#### Listed records ####
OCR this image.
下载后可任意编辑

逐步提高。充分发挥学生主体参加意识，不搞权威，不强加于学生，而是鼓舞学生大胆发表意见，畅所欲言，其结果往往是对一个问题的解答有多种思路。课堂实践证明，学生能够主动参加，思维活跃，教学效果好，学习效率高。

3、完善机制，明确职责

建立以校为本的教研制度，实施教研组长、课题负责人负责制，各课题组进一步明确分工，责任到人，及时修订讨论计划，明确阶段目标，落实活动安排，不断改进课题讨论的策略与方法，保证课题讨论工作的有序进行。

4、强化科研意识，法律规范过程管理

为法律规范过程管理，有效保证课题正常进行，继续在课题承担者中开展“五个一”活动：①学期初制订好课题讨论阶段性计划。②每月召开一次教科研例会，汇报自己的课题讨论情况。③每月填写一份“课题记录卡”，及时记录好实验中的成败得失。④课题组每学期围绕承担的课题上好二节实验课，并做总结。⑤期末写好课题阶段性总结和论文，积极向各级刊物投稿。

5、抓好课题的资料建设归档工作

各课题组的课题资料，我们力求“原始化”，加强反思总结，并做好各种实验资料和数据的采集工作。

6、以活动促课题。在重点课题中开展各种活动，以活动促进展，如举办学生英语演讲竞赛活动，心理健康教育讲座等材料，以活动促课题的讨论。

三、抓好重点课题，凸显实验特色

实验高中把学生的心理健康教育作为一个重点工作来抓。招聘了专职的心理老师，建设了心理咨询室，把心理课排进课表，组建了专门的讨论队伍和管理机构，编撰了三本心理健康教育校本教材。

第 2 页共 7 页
####
> _What the task asks_: Write out every entry word for word.

> _Task result_:
OCR this image.
下载后可任意编辑

逐步提高。充分发挥学生主体参加意识，不搞权威，不强加于学生，而是鼓舞学生大胆发表意见，畅所欲言，其结果往往是对一个问题的解答有多种思路。课堂实践证明，学生能够主动参加，思维活跃，教学效果好，学习效率高。

3、完善机制，明确职责

建立以校为本的教研制度，实施教研组长、课题负责人负责制，各课题组进一步明确分工，责任到人，及时修订讨论计划，明确阶段目标，落实活动安排，不断改进课题讨论的策略与方法，保证课题讨论工作的有序进行。

4、强化科研意识，法律规范过程管理

为法律规范过程管理，有效保证课题正常进行，继续在课题承担者中开展“五个一”活动：①学期初制订好课题讨论阶段性计划。②每月召开一次教科研例会，汇报自己的课题讨论情况。③每月填写一份“课题记录卡”，及时记录好实验中的成败得失。④课题组每学期围绕承担的课题上好二节实验课，并做总结。⑤期末写好课题阶段性总结和论文，积极向各级刊物投稿。

5、抓好课题的资料建设归档工作

各课题组的课题资料，我们力求“原始化”，加强反思总结，并做好各种实验资料和数据的采集工作。

6、以活动促课题。在重点课题中开展各种活动，以活动促进展，如举办学生英语演讲竞赛活动，心理健康教育讲座等材料，以活动促课题的讨论。

三、抓好重点课题，凸显实验特色

实验高中把学生的心理健康教育作为一个重点工作来抓。招聘了专职的心理老师，建设了心理咨询室，把心理课排进课表，组建了专门的讨论队伍和管理机构，编撰了三本心理健康教育校本教材。

第 2 页共 7 页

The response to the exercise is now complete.